Task to carry out –
In the material below, find all lines with the string "während" and copy them.

Material for this task –

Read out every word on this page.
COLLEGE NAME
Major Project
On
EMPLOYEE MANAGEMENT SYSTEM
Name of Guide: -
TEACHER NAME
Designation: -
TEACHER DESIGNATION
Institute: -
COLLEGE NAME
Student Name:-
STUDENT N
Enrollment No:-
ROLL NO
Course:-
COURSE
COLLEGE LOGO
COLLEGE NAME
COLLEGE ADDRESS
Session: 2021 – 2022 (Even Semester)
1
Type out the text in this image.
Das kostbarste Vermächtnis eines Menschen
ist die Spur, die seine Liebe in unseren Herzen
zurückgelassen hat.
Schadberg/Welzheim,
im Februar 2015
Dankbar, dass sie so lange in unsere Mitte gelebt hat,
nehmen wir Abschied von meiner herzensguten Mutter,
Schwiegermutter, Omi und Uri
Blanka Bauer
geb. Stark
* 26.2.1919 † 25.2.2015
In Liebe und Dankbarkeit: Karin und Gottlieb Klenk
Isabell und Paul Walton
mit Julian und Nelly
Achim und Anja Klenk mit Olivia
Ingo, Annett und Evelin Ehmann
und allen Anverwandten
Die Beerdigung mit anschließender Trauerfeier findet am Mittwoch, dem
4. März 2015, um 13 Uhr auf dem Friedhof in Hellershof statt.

* * *

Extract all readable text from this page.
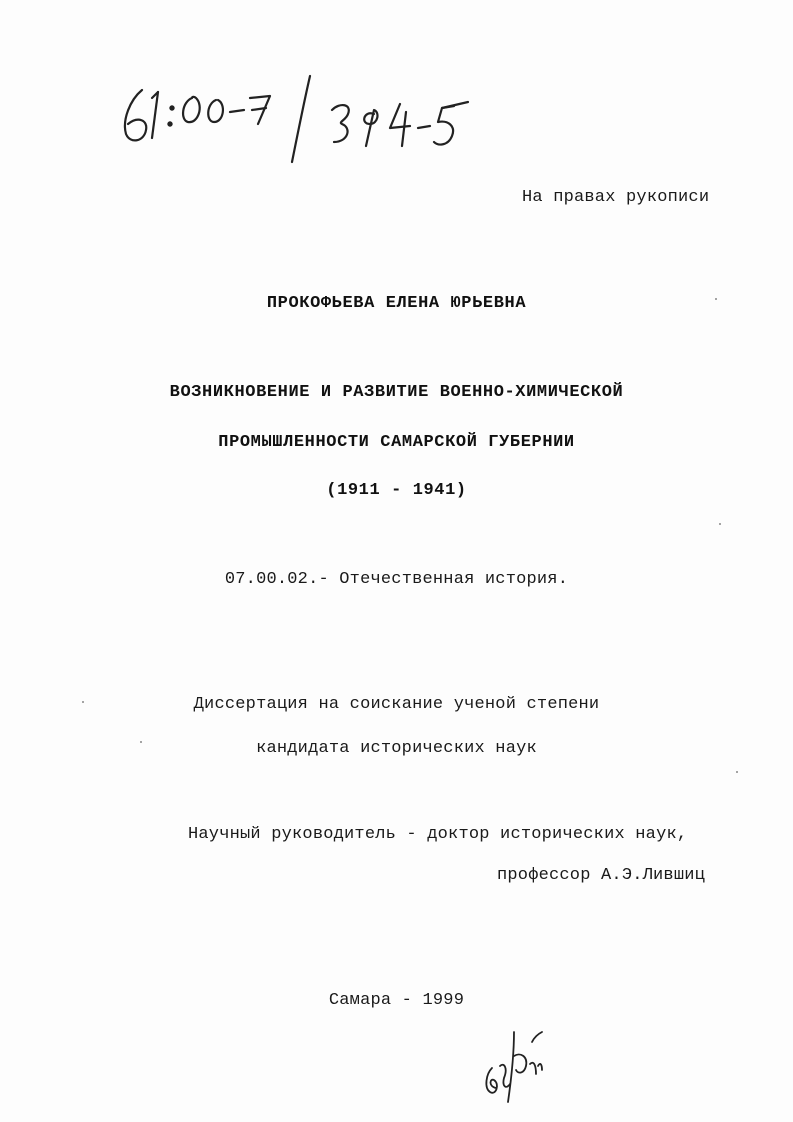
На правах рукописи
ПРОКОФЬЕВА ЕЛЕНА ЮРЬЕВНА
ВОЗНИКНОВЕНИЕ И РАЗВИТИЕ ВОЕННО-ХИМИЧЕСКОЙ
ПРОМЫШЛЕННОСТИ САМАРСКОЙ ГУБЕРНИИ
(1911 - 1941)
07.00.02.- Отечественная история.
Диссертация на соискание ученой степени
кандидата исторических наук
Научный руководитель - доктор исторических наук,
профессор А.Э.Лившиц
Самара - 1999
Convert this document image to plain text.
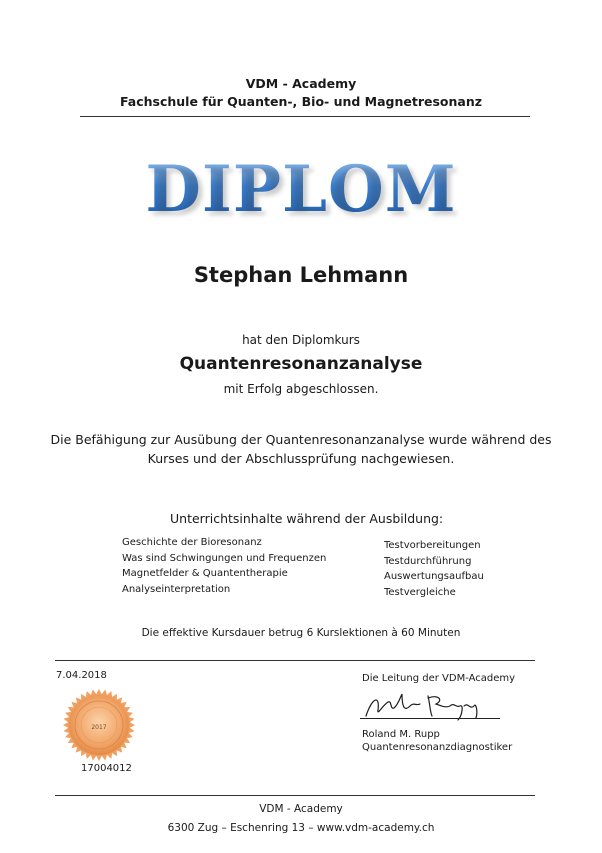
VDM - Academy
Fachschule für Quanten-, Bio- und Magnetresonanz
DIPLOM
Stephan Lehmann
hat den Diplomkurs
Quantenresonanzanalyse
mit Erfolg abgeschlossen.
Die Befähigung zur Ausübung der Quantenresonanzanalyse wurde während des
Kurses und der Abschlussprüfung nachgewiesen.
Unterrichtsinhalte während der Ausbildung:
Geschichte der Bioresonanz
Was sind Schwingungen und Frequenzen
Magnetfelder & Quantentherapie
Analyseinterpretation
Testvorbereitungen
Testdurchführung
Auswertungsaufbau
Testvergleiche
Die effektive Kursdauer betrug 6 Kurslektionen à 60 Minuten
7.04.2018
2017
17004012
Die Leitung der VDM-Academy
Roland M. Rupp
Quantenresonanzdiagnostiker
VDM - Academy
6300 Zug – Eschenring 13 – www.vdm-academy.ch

Expected answer –
Die Befähigung zur Ausübung der Quantenresonanzanalyse wurde während des
Unterrichtsinhalte während der Ausbildung:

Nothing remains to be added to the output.